**What you will do**
Keep only the lines that hold the string "ylabel", filtering out the rest of the entries below.

**The input**

============

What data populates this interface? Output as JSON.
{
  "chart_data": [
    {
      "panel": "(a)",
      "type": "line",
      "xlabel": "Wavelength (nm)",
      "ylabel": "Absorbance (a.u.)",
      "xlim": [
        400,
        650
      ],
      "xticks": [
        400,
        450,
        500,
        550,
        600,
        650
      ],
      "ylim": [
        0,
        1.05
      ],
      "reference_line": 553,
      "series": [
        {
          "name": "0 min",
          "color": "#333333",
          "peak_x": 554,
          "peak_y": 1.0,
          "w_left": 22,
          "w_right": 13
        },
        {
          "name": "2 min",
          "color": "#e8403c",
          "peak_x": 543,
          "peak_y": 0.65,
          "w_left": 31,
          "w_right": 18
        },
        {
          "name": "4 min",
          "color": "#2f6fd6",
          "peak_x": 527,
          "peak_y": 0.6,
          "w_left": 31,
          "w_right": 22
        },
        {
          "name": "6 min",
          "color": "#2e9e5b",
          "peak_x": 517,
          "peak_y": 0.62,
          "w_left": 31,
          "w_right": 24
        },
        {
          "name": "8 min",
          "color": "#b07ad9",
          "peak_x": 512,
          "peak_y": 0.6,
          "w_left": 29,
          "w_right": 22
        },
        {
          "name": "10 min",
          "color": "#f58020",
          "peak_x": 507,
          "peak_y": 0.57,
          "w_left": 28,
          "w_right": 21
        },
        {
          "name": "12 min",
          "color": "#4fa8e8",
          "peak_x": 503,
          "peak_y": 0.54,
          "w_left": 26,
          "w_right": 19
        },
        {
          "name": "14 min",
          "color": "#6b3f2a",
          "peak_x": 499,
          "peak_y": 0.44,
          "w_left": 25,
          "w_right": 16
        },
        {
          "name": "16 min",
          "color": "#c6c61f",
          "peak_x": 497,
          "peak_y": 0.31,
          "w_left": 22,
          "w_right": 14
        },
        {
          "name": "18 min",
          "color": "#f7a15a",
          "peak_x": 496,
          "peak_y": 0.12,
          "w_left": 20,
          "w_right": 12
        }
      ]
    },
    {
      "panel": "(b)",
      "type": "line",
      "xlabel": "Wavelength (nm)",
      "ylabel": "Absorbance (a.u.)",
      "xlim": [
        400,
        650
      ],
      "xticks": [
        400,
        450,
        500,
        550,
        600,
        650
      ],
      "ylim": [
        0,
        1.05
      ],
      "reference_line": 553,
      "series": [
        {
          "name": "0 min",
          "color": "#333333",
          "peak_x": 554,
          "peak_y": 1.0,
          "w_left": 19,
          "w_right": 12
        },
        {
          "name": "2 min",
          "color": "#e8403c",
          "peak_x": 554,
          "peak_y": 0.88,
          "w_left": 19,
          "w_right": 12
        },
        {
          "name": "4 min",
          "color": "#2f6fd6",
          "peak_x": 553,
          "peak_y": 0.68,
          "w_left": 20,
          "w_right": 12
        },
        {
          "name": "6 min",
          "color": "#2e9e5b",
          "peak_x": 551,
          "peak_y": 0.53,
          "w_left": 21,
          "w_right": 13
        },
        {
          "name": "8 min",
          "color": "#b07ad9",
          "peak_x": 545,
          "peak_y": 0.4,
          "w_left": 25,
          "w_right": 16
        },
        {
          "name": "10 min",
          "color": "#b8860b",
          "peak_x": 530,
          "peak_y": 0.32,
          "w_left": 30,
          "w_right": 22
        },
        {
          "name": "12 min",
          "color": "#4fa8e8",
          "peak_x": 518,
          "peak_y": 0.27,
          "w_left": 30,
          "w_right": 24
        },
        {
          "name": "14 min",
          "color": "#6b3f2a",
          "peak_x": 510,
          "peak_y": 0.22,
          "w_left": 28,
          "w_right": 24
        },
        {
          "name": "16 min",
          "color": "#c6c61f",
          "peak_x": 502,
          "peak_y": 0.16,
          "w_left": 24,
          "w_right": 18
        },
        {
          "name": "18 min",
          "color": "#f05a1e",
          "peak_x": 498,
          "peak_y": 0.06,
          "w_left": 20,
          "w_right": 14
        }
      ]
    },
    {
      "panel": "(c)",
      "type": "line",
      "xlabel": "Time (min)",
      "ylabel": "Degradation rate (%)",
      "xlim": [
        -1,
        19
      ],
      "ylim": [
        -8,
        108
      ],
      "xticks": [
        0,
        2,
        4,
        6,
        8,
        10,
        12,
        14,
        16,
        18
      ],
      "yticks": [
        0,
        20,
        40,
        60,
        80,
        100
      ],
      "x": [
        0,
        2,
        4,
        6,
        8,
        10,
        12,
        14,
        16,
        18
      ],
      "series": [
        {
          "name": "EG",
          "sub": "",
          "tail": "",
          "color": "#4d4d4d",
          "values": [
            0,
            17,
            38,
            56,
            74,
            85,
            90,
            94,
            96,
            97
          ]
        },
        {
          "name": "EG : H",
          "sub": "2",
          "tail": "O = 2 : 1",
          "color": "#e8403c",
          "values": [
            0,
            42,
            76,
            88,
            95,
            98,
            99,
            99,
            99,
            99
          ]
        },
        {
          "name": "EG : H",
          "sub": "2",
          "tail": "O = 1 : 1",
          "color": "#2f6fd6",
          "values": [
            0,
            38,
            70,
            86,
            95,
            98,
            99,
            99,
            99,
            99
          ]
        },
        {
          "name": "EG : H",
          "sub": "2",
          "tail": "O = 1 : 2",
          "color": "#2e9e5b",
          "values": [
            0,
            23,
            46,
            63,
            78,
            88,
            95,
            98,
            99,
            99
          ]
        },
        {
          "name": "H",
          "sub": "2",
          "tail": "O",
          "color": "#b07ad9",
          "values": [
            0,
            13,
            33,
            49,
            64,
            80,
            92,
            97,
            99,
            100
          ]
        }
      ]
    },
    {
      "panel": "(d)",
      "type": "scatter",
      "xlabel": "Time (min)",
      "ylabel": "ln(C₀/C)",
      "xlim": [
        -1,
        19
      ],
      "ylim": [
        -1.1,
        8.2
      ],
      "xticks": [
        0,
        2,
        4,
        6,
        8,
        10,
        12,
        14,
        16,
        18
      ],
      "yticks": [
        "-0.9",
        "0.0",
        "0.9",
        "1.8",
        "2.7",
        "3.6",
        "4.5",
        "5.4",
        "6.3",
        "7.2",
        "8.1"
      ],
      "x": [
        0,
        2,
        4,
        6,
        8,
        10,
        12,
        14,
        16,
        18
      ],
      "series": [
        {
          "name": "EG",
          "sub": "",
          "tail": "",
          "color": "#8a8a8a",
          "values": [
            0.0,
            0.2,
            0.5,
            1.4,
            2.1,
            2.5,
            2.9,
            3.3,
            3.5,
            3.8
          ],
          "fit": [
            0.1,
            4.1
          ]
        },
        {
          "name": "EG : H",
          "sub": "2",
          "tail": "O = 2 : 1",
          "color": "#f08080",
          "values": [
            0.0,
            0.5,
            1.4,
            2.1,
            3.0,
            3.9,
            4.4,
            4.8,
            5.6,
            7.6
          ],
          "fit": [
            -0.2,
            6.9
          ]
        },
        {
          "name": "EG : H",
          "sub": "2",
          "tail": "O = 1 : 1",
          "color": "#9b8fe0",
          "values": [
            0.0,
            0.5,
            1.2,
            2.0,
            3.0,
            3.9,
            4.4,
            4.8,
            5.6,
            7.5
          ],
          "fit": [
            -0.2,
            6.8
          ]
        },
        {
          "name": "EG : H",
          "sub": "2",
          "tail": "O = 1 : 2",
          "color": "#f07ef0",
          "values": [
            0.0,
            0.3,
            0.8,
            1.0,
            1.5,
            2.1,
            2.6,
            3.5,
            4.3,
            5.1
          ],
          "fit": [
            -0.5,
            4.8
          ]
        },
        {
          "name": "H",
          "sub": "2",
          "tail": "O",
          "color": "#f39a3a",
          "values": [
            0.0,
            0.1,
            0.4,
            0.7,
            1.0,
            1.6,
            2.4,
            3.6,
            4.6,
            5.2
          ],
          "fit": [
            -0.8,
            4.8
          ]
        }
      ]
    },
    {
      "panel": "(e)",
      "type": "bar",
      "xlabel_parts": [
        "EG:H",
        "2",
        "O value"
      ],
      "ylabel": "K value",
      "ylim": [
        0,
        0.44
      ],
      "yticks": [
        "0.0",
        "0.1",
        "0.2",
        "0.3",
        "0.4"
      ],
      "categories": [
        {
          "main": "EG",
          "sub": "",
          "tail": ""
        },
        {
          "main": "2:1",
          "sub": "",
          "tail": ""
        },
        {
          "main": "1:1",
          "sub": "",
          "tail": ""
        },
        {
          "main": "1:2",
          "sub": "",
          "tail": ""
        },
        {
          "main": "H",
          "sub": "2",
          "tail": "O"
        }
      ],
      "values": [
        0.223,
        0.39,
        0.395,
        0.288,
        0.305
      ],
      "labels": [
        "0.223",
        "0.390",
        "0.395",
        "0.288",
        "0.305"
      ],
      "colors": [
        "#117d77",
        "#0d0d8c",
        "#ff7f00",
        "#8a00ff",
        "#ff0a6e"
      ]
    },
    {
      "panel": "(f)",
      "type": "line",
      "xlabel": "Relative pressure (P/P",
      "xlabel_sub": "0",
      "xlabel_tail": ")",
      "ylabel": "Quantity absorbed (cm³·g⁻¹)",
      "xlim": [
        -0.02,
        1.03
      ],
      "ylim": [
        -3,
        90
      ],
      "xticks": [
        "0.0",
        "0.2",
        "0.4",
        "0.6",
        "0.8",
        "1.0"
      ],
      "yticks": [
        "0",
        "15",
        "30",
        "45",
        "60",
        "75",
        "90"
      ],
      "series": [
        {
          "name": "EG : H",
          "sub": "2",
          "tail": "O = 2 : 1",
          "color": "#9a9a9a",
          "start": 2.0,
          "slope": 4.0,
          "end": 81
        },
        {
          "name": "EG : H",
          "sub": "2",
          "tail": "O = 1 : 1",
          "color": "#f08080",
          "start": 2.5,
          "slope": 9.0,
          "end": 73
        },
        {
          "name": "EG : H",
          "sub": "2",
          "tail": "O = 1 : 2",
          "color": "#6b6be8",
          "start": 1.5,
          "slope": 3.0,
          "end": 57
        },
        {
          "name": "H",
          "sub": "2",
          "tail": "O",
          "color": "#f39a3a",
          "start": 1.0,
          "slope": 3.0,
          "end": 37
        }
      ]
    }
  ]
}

============

**Result for this exercise**
      "ylabel": "Absorbance (a.u.)",
      "ylabel": "Absorbance (a.u.)",
      "ylabel": "Degradation rate (%)",
      "ylabel": "ln(C₀/C)",
      "ylabel": "K value",
      "ylabel": "Quantity absorbed (cm³·g⁻¹)",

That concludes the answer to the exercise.